— Start Material to process —

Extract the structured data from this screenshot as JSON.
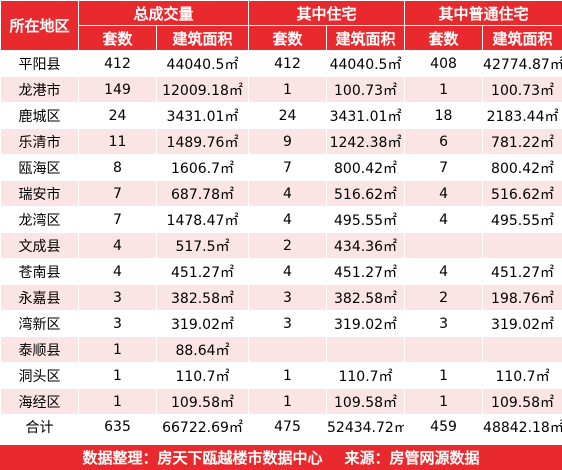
{
  "header": {
    "region": "所在地区",
    "groups": [
      "总成交量",
      "其中住宅",
      "其中普通住宅"
    ],
    "sub": [
      "套数",
      "建筑面积",
      "套数",
      "建筑面积",
      "套数",
      "建筑面积"
    ]
  },
  "rows": [
    {
      "region": "平阳县",
      "c1": "412",
      "a1": "44040.5㎡",
      "c2": "412",
      "a2": "44040.5㎡",
      "c3": "408",
      "a3": "42774.87㎡"
    },
    {
      "region": "龙港市",
      "c1": "149",
      "a1": "12009.18㎡",
      "c2": "1",
      "a2": "100.73㎡",
      "c3": "1",
      "a3": "100.73㎡"
    },
    {
      "region": "鹿城区",
      "c1": "24",
      "a1": "3431.01㎡",
      "c2": "24",
      "a2": "3431.01㎡",
      "c3": "18",
      "a3": "2183.44㎡"
    },
    {
      "region": "乐清市",
      "c1": "11",
      "a1": "1489.76㎡",
      "c2": "9",
      "a2": "1242.38㎡",
      "c3": "6",
      "a3": "781.22㎡"
    },
    {
      "region": "瓯海区",
      "c1": "8",
      "a1": "1606.7㎡",
      "c2": "7",
      "a2": "800.42㎡",
      "c3": "7",
      "a3": "800.42㎡"
    },
    {
      "region": "瑞安市",
      "c1": "7",
      "a1": "687.78㎡",
      "c2": "4",
      "a2": "516.62㎡",
      "c3": "4",
      "a3": "516.62㎡"
    },
    {
      "region": "龙湾区",
      "c1": "7",
      "a1": "1478.47㎡",
      "c2": "4",
      "a2": "495.55㎡",
      "c3": "4",
      "a3": "495.55㎡"
    },
    {
      "region": "文成县",
      "c1": "4",
      "a1": "517.5㎡",
      "c2": "2",
      "a2": "434.36㎡",
      "c3": "",
      "a3": ""
    },
    {
      "region": "苍南县",
      "c1": "4",
      "a1": "451.27㎡",
      "c2": "4",
      "a2": "451.27㎡",
      "c3": "4",
      "a3": "451.27㎡"
    },
    {
      "region": "永嘉县",
      "c1": "3",
      "a1": "382.58㎡",
      "c2": "3",
      "a2": "382.58㎡",
      "c3": "2",
      "a3": "198.76㎡"
    },
    {
      "region": "湾新区",
      "c1": "3",
      "a1": "319.02㎡",
      "c2": "3",
      "a2": "319.02㎡",
      "c3": "3",
      "a3": "319.02㎡"
    },
    {
      "region": "泰顺县",
      "c1": "1",
      "a1": "88.64㎡",
      "c2": "",
      "a2": "",
      "c3": "",
      "a3": ""
    },
    {
      "region": "洞头区",
      "c1": "1",
      "a1": "110.7㎡",
      "c2": "1",
      "a2": "110.7㎡",
      "c3": "1",
      "a3": "110.7㎡"
    },
    {
      "region": "海经区",
      "c1": "1",
      "a1": "109.58㎡",
      "c2": "1",
      "a2": "109.58㎡",
      "c3": "1",
      "a3": "109.58㎡"
    }
  ],
  "total": {
    "region": "合计",
    "c1": "635",
    "a1": "66722.69㎡",
    "c2": "475",
    "a2": "52434.72㎡",
    "c3": "459",
    "a3": "48842.18㎡"
  },
  "footer": {
    "compiler": "数据整理：房天下瓯越楼市数据中心",
    "source": "来源：房管网源数据"
  },
  "colors": {
    "header_bg": "#e8292d",
    "stripe": "#fbe4e4"
  }
}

— End Material to process —

What is required: Quote everything in the listing above exactly; pictures are the only thing to omit.

Solution below:
Extract the structured data from this screenshot as JSON.
{
  "header": {
    "region": "所在地区",
    "groups": [
      "总成交量",
      "其中住宅",
      "其中普通住宅"
    ],
    "sub": [
      "套数",
      "建筑面积",
      "套数",
      "建筑面积",
      "套数",
      "建筑面积"
    ]
  },
  "rows": [
    {
      "region": "平阳县",
      "c1": "412",
      "a1": "44040.5㎡",
      "c2": "412",
      "a2": "44040.5㎡",
      "c3": "408",
      "a3": "42774.87㎡"
    },
    {
      "region": "龙港市",
      "c1": "149",
      "a1": "12009.18㎡",
      "c2": "1",
      "a2": "100.73㎡",
      "c3": "1",
      "a3": "100.73㎡"
    },
    {
      "region": "鹿城区",
      "c1": "24",
      "a1": "3431.01㎡",
      "c2": "24",
      "a2": "3431.01㎡",
      "c3": "18",
      "a3": "2183.44㎡"
    },
    {
      "region": "乐清市",
      "c1": "11",
      "a1": "1489.76㎡",
      "c2": "9",
      "a2": "1242.38㎡",
      "c3": "6",
      "a3": "781.22㎡"
    },
    {
      "region": "瓯海区",
      "c1": "8",
      "a1": "1606.7㎡",
      "c2": "7",
      "a2": "800.42㎡",
      "c3": "7",
      "a3": "800.42㎡"
    },
    {
      "region": "瑞安市",
      "c1": "7",
      "a1": "687.78㎡",
      "c2": "4",
      "a2": "516.62㎡",
      "c3": "4",
      "a3": "516.62㎡"
    },
    {
      "region": "龙湾区",
      "c1": "7",
      "a1": "1478.47㎡",
      "c2": "4",
      "a2": "495.55㎡",
      "c3": "4",
      "a3": "495.55㎡"
    },
    {
      "region": "文成县",
      "c1": "4",
      "a1": "517.5㎡",
      "c2": "2",
      "a2": "434.36㎡",
      "c3": "",
      "a3": ""
    },
    {
      "region": "苍南县",
      "c1": "4",
      "a1": "451.27㎡",
      "c2": "4",
      "a2": "451.27㎡",
      "c3": "4",
      "a3": "451.27㎡"
    },
    {
      "region": "永嘉县",
      "c1": "3",
      "a1": "382.58㎡",
      "c2": "3",
      "a2": "382.58㎡",
      "c3": "2",
      "a3": "198.76㎡"
    },
    {
      "region": "湾新区",
      "c1": "3",
      "a1": "319.02㎡",
      "c2": "3",
      "a2": "319.02㎡",
      "c3": "3",
      "a3": "319.02㎡"
    },
    {
      "region": "泰顺县",
      "c1": "1",
      "a1": "88.64㎡",
      "c2": "",
      "a2": "",
      "c3": "",
      "a3": ""
    },
    {
      "region": "洞头区",
      "c1": "1",
      "a1": "110.7㎡",
      "c2": "1",
      "a2": "110.7㎡",
      "c3": "1",
      "a3": "110.7㎡"
    },
    {
      "region": "海经区",
      "c1": "1",
      "a1": "109.58㎡",
      "c2": "1",
      "a2": "109.58㎡",
      "c3": "1",
      "a3": "109.58㎡"
    }
  ],
  "total": {
    "region": "合计",
    "c1": "635",
    "a1": "66722.69㎡",
    "c2": "475",
    "a2": "52434.72㎡",
    "c3": "459",
    "a3": "48842.18㎡"
  },
  "footer": {
    "compiler": "数据整理：房天下瓯越楼市数据中心",
    "source": "来源：房管网源数据"
  },
  "colors": {
    "header_bg": "#e8292d",
    "stripe": "#fbe4e4"
  }
}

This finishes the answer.